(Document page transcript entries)
--

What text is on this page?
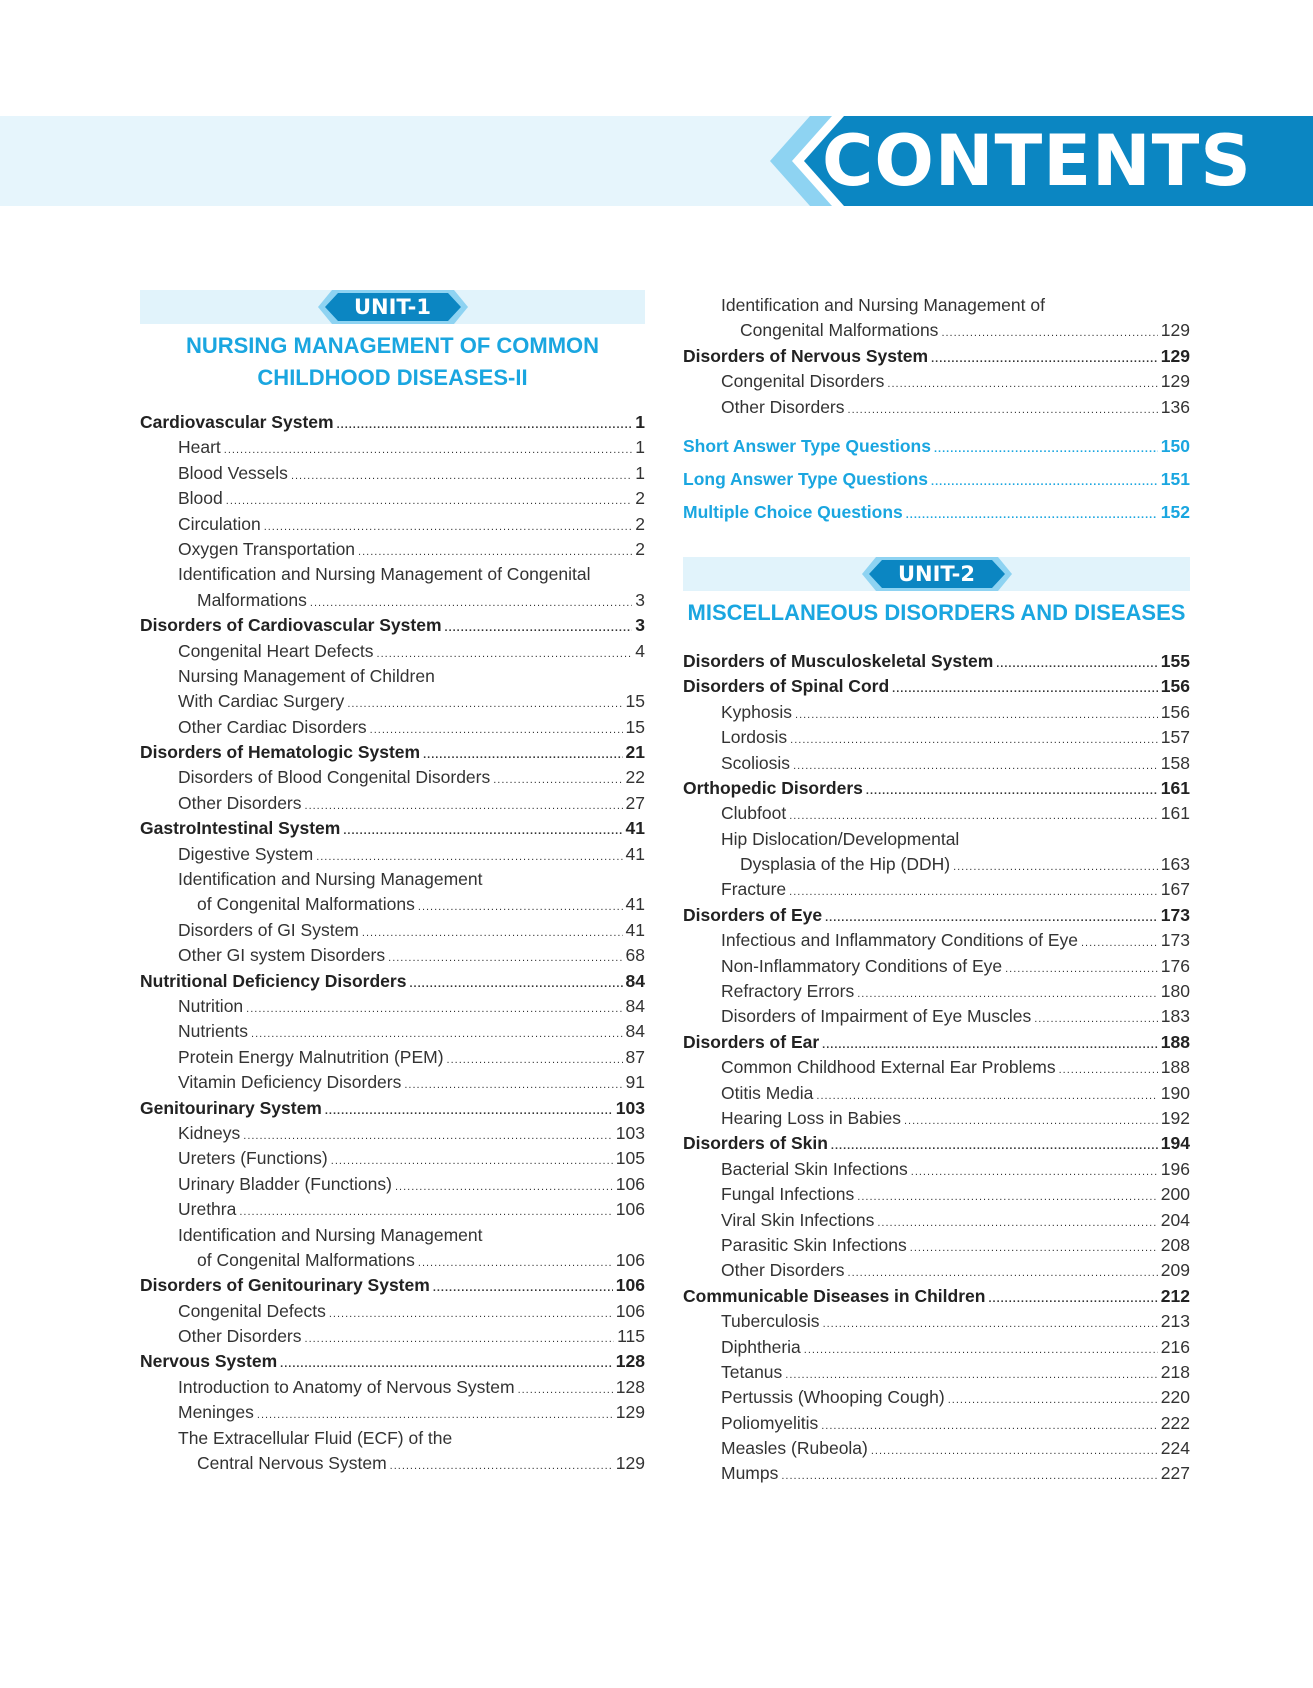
CONTENTS
UNIT-1
NURSING MANAGEMENT OF COMMON
CHILDHOOD DISEASES-II
Cardiovascular System .....	1
Heart .....	1
Blood Vessels .....	1
Blood .....	2
Circulation .....	2
Oxygen Transportation .....	2
Identification and Nursing Management of Congenital
Malformations .....	3
Disorders of Cardiovascular System .....	3
Congenital Heart Defects .....	4
Nursing Management of Children
With Cardiac Surgery .....	15
Other Cardiac Disorders .....	15
Disorders of Hematologic System .....	21
Disorders of Blood Congenital Disorders .....	22
Other Disorders .....	27
GastroIntestinal System .....	41
Digestive System .....	41
Identification and Nursing Management
of Congenital Malformations .....	41
Disorders of GI System .....	41
Other GI system Disorders .....	68
Nutritional Deficiency Disorders .....	84
Nutrition .....	84
Nutrients .....	84
Protein Energy Malnutrition (PEM) .....	87
Vitamin Deficiency Disorders .....	91
Genitourinary System .....	103
Kidneys .....	103
Ureters (Functions) .....	105
Urinary Bladder (Functions) .....	106
Urethra .....	106
Identification and Nursing Management
of Congenital Malformations .....	106
Disorders of Genitourinary System .....	106
Congenital Defects .....	106
Other Disorders .....	115
Nervous System .....	128
Introduction to Anatomy of Nervous System .....	128
Meninges .....	129
The Extracellular Fluid (ECF) of the
Central Nervous System .....	129
Identification and Nursing Management of
Congenital Malformations .....	129
Disorders of Nervous System .....	129
Congenital Disorders .....	129
Other Disorders .....	136
Short Answer Type Questions .....	150
Long Answer Type Questions .....	151
Multiple Choice Questions .....	152
UNIT-2
MISCELLANEOUS DISORDERS AND DISEASES
Disorders of Musculoskeletal System .....	155
Disorders of Spinal Cord .....	156
Kyphosis .....	156
Lordosis .....	157
Scoliosis .....	158
Orthopedic Disorders .....	161
Clubfoot .....	161
Hip Dislocation/Developmental
Dysplasia of the Hip (DDH) .....	163
Fracture .....	167
Disorders of Eye .....	173
Infectious and Inflammatory Conditions of Eye .....	173
Non-Inflammatory Conditions of Eye .....	176
Refractory Errors .....	180
Disorders of Impairment of Eye Muscles .....	183
Disorders of Ear .....	188
Common Childhood External Ear Problems .....	188
Otitis Media .....	190
Hearing Loss in Babies .....	192
Disorders of Skin .....	194
Bacterial Skin Infections .....	196
Fungal Infections .....	200
Viral Skin Infections .....	204
Parasitic Skin Infections .....	208
Other Disorders .....	209
Communicable Diseases in Children .....	212
Tuberculosis .....	213
Diphtheria .....	216
Tetanus .....	218
Pertussis (Whooping Cough) .....	220
Poliomyelitis .....	222
Measles (Rubeola) .....	224
Mumps .....	227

--

* YOUR GOAL *
Exactly retype each record above, dropping images.

* ANSWER TO THIS PROBLEM *
What text is on this page?
CONTENTS
UNIT-1
NURSING MANAGEMENT OF COMMON
CHILDHOOD DISEASES-II
Cardiovascular System .....	1
Heart .....	1
Blood Vessels .....	1
Blood .....	2
Circulation .....	2
Oxygen Transportation .....	2
Identification and Nursing Management of Congenital
Malformations .....	3
Disorders of Cardiovascular System .....	3
Congenital Heart Defects .....	4
Nursing Management of Children
With Cardiac Surgery .....	15
Other Cardiac Disorders .....	15
Disorders of Hematologic System .....	21
Disorders of Blood Congenital Disorders .....	22
Other Disorders .....	27
GastroIntestinal System .....	41
Digestive System .....	41
Identification and Nursing Management
of Congenital Malformations .....	41
Disorders of GI System .....	41
Other GI system Disorders .....	68
Nutritional Deficiency Disorders .....	84
Nutrition .....	84
Nutrients .....	84
Protein Energy Malnutrition (PEM) .....	87
Vitamin Deficiency Disorders .....	91
Genitourinary System .....	103
Kidneys .....	103
Ureters (Functions) .....	105
Urinary Bladder (Functions) .....	106
Urethra .....	106
Identification and Nursing Management
of Congenital Malformations .....	106
Disorders of Genitourinary System .....	106
Congenital Defects .....	106
Other Disorders .....	115
Nervous System .....	128
Introduction to Anatomy of Nervous System .....	128
Meninges .....	129
The Extracellular Fluid (ECF) of the
Central Nervous System .....	129
Identification and Nursing Management of
Congenital Malformations .....	129
Disorders of Nervous System .....	129
Congenital Disorders .....	129
Other Disorders .....	136
Short Answer Type Questions .....	150
Long Answer Type Questions .....	151
Multiple Choice Questions .....	152
UNIT-2
MISCELLANEOUS DISORDERS AND DISEASES
Disorders of Musculoskeletal System .....	155
Disorders of Spinal Cord .....	156
Kyphosis .....	156
Lordosis .....	157
Scoliosis .....	158
Orthopedic Disorders .....	161
Clubfoot .....	161
Hip Dislocation/Developmental
Dysplasia of the Hip (DDH) .....	163
Fracture .....	167
Disorders of Eye .....	173
Infectious and Inflammatory Conditions of Eye .....	173
Non-Inflammatory Conditions of Eye .....	176
Refractory Errors .....	180
Disorders of Impairment of Eye Muscles .....	183
Disorders of Ear .....	188
Common Childhood External Ear Problems .....	188
Otitis Media .....	190
Hearing Loss in Babies .....	192
Disorders of Skin .....	194
Bacterial Skin Infections .....	196
Fungal Infections .....	200
Viral Skin Infections .....	204
Parasitic Skin Infections .....	208
Other Disorders .....	209
Communicable Diseases in Children .....	212
Tuberculosis .....	213
Diphtheria .....	216
Tetanus .....	218
Pertussis (Whooping Cough) .....	220
Poliomyelitis .....	222
Measles (Rubeola) .....	224
Mumps .....	227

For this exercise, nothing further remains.